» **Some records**
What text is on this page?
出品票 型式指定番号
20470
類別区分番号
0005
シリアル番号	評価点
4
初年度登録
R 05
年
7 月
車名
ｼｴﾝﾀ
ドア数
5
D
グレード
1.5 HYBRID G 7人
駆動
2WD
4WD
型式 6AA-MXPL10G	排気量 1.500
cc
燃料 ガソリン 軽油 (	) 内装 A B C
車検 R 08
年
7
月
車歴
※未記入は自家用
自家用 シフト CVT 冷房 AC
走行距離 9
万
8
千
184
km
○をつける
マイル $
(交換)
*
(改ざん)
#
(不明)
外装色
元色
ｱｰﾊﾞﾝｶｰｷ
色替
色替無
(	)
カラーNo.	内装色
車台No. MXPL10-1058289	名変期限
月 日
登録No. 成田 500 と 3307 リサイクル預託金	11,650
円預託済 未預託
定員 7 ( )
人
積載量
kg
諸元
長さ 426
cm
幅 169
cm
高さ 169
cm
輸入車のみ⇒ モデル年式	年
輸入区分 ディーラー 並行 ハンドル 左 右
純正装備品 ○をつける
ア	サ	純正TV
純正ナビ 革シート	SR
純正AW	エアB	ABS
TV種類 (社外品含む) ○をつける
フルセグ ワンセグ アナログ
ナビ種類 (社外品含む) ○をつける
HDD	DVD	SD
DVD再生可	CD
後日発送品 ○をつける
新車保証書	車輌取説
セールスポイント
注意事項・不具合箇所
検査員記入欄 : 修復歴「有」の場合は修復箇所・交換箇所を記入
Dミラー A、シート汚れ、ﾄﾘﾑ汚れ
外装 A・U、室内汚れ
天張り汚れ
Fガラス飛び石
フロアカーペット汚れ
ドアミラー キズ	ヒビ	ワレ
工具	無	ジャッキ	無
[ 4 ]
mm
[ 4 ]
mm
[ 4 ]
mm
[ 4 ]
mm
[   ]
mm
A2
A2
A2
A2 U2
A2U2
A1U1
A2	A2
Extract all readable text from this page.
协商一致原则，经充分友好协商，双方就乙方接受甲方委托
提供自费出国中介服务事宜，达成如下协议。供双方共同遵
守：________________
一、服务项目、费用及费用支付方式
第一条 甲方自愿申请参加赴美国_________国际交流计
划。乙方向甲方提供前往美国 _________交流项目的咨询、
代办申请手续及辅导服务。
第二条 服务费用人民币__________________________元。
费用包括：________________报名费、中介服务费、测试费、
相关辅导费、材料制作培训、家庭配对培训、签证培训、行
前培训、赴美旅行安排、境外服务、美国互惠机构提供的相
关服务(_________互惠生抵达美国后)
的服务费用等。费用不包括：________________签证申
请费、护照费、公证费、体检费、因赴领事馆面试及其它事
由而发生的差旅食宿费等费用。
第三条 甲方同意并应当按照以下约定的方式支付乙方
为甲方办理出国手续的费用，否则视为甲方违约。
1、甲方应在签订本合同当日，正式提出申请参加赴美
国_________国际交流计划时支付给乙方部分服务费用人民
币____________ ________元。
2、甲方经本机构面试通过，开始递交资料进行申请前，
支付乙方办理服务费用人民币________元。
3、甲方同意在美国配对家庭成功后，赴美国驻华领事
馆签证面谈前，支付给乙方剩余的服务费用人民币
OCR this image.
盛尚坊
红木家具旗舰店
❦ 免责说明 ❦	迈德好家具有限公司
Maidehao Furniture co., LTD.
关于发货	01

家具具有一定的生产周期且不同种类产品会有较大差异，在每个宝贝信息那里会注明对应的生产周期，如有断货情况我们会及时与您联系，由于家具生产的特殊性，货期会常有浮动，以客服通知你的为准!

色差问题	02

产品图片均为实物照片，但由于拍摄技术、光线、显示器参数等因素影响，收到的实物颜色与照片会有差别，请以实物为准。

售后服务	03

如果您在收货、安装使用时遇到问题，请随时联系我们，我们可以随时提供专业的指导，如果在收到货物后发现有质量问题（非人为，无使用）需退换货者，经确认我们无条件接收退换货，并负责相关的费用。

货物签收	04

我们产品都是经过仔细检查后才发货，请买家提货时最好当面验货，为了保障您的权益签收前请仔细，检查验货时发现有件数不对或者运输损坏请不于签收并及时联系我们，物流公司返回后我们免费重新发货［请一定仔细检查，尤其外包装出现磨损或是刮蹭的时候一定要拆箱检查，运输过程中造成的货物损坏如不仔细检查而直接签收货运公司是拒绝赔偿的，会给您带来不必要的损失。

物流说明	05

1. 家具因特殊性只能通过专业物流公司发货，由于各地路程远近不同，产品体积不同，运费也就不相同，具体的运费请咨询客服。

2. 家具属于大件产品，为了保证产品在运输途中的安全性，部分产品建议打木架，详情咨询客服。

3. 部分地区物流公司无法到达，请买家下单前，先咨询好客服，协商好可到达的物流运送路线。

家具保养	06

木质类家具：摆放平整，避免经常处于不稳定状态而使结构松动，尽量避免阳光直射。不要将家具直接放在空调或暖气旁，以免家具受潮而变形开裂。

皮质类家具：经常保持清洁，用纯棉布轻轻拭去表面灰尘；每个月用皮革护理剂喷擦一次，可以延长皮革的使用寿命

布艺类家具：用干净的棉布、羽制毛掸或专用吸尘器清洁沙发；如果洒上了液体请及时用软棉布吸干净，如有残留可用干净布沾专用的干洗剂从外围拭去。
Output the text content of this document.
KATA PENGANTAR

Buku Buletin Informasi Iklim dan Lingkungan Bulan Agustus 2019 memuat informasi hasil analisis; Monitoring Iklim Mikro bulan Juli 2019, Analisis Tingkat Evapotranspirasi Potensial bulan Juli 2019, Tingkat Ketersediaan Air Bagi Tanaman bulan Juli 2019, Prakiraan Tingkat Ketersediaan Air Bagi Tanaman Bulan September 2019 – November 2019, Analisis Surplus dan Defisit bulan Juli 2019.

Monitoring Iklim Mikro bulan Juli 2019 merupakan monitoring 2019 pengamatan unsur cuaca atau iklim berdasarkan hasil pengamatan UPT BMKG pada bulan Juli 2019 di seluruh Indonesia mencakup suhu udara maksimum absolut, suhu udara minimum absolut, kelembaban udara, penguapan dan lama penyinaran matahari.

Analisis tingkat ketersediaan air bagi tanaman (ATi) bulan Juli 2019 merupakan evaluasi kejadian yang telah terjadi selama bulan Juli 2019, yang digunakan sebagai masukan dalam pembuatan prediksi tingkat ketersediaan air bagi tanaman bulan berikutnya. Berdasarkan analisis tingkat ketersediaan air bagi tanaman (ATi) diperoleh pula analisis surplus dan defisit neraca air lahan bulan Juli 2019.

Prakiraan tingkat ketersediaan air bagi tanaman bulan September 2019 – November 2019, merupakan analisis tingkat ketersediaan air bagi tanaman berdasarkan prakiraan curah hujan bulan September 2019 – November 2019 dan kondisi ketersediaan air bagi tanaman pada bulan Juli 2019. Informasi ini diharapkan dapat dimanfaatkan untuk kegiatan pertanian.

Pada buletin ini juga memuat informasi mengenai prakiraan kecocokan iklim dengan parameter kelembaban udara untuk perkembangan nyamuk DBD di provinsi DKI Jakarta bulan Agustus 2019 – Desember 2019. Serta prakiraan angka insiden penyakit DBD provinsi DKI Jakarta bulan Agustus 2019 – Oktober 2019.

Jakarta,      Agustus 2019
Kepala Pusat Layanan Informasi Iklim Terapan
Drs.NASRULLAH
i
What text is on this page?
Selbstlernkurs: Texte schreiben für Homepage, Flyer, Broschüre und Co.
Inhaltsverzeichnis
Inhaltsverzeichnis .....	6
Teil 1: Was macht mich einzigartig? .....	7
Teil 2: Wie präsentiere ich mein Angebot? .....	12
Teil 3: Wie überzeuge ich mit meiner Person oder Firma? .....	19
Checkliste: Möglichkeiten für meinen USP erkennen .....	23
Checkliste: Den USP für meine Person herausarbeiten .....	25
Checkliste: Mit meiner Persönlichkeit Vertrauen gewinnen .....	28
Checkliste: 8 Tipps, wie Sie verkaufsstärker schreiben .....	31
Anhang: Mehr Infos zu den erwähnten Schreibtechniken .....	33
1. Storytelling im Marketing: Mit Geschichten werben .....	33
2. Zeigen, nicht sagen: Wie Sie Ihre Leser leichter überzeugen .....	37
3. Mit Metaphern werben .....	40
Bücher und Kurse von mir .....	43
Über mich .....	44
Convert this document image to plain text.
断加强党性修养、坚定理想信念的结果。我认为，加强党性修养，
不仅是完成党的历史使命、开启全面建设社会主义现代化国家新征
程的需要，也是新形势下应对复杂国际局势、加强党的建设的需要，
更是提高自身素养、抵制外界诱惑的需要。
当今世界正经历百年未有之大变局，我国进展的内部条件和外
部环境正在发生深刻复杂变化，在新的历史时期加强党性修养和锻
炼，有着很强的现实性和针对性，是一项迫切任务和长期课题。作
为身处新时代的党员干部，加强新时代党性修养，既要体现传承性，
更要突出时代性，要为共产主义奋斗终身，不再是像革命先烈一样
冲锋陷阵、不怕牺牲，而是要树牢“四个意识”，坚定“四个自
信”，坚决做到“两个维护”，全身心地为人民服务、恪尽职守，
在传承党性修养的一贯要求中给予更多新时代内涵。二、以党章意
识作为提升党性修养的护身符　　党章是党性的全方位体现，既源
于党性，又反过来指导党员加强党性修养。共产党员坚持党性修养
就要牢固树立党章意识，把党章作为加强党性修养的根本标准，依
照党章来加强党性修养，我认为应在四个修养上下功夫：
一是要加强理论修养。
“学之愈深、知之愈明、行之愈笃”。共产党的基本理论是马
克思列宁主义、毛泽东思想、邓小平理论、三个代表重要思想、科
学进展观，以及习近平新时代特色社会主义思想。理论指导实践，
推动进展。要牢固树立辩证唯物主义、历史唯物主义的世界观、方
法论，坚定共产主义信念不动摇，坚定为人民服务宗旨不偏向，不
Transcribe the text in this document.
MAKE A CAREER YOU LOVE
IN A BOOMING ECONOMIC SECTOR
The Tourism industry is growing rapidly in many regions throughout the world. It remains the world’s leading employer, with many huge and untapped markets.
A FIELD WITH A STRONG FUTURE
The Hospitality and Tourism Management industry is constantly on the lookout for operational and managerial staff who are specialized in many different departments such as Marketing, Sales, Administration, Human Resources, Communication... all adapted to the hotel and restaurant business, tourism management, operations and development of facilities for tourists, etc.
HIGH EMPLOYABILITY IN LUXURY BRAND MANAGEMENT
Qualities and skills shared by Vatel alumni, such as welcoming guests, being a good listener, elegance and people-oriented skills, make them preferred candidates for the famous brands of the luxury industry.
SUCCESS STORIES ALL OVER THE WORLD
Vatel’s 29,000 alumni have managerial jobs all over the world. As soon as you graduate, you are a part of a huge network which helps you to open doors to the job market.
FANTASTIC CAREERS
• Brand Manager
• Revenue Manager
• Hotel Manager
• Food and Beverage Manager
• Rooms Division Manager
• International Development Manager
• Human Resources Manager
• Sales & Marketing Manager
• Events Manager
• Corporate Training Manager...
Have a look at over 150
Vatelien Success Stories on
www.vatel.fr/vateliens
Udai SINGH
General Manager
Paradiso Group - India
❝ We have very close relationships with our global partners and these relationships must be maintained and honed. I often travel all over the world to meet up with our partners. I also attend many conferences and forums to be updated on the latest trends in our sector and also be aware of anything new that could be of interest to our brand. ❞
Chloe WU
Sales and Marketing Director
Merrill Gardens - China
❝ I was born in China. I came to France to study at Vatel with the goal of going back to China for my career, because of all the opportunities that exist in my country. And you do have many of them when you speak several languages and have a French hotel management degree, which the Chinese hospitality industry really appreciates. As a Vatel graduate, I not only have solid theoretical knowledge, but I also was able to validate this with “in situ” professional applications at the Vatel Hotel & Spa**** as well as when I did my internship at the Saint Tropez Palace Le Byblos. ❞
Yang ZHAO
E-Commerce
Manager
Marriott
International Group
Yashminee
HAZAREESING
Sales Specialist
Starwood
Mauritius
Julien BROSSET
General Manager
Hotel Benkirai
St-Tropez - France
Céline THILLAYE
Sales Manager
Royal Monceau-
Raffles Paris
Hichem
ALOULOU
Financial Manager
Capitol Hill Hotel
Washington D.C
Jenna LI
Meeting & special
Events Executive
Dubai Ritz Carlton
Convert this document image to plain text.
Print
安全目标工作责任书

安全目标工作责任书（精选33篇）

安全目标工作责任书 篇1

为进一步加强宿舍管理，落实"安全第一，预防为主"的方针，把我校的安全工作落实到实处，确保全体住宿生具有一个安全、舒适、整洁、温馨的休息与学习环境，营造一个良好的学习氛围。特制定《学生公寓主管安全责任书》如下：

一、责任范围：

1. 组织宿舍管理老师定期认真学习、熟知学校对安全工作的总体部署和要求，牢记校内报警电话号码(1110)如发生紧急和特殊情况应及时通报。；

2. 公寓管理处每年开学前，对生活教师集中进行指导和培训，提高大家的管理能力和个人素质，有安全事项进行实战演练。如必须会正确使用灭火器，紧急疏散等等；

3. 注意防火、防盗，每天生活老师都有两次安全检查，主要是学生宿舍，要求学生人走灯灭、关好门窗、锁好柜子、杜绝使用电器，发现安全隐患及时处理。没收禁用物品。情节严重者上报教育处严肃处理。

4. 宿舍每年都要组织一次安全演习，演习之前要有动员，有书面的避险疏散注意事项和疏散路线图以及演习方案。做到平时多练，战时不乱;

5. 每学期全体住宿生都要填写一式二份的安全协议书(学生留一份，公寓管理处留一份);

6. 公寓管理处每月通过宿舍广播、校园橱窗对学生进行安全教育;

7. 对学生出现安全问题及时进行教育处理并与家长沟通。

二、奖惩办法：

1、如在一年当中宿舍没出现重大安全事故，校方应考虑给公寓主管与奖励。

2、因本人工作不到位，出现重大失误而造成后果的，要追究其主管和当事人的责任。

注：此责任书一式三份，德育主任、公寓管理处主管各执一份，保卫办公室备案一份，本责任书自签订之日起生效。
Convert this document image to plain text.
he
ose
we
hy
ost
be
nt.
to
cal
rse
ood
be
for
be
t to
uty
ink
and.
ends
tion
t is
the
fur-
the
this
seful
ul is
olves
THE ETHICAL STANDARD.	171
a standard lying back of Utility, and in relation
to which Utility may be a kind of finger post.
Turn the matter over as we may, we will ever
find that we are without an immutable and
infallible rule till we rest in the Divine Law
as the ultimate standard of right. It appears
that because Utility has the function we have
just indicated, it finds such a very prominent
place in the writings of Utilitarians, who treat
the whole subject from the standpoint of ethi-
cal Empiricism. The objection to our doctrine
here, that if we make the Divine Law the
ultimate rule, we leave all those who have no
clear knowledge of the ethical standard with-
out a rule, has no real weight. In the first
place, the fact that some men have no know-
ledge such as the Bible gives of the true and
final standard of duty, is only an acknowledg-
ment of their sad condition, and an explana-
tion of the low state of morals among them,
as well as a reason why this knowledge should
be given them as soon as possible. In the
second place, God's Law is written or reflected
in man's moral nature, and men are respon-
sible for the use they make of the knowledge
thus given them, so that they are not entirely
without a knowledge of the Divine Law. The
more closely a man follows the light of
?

» **WHAT THE TASK REQUIRES**
Pull out every line of the records above that contains the word "Group".

» **RESPONSE BELOW**
Paradiso Group - India
International Group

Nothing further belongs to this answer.